--- START INFORMATION GIVEN ---

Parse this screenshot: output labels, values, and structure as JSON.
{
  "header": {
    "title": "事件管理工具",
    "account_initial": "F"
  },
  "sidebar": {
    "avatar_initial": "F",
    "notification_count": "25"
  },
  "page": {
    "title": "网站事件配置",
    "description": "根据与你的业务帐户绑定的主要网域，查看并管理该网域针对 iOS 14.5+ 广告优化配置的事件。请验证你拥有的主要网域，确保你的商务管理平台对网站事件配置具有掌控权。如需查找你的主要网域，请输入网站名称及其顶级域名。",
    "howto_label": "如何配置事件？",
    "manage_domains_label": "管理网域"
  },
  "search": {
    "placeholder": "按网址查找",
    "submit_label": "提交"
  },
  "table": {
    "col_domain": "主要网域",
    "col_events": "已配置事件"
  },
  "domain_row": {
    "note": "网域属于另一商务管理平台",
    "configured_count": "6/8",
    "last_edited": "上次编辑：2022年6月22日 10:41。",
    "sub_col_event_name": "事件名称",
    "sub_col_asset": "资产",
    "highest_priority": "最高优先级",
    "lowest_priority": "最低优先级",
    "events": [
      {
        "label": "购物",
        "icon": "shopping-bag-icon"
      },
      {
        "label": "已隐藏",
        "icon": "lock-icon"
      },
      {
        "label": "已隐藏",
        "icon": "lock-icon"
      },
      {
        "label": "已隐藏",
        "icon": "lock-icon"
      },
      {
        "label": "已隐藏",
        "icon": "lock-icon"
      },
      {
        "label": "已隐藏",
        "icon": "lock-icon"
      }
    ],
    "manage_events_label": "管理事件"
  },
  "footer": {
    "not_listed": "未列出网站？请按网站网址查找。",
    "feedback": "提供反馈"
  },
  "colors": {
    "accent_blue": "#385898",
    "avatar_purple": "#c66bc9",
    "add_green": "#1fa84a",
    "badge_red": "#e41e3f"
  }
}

--- END INFORMATION GIVEN ---

[WHAT YOU ARE ASKED TO DO]
Restate each entry exactly, skipping none.

[ANSWER]
Parse this screenshot: output labels, values, and structure as JSON.
{
  "header": {
    "title": "事件管理工具",
    "account_initial": "F"
  },
  "sidebar": {
    "avatar_initial": "F",
    "notification_count": "25"
  },
  "page": {
    "title": "网站事件配置",
    "description": "根据与你的业务帐户绑定的主要网域，查看并管理该网域针对 iOS 14.5+ 广告优化配置的事件。请验证你拥有的主要网域，确保你的商务管理平台对网站事件配置具有掌控权。如需查找你的主要网域，请输入网站名称及其顶级域名。",
    "howto_label": "如何配置事件？",
    "manage_domains_label": "管理网域"
  },
  "search": {
    "placeholder": "按网址查找",
    "submit_label": "提交"
  },
  "table": {
    "col_domain": "主要网域",
    "col_events": "已配置事件"
  },
  "domain_row": {
    "note": "网域属于另一商务管理平台",
    "configured_count": "6/8",
    "last_edited": "上次编辑：2022年6月22日 10:41。",
    "sub_col_event_name": "事件名称",
    "sub_col_asset": "资产",
    "highest_priority": "最高优先级",
    "lowest_priority": "最低优先级",
    "events": [
      {
        "label": "购物",
        "icon": "shopping-bag-icon"
      },
      {
        "label": "已隐藏",
        "icon": "lock-icon"
      },
      {
        "label": "已隐藏",
        "icon": "lock-icon"
      },
      {
        "label": "已隐藏",
        "icon": "lock-icon"
      },
      {
        "label": "已隐藏",
        "icon": "lock-icon"
      },
      {
        "label": "已隐藏",
        "icon": "lock-icon"
      }
    ],
    "manage_events_label": "管理事件"
  },
  "footer": {
    "not_listed": "未列出网站？请按网站网址查找。",
    "feedback": "提供反馈"
  },
  "colors": {
    "accent_blue": "#385898",
    "avatar_purple": "#c66bc9",
    "add_green": "#1fa84a",
    "badge_red": "#e41e3f"
  }
}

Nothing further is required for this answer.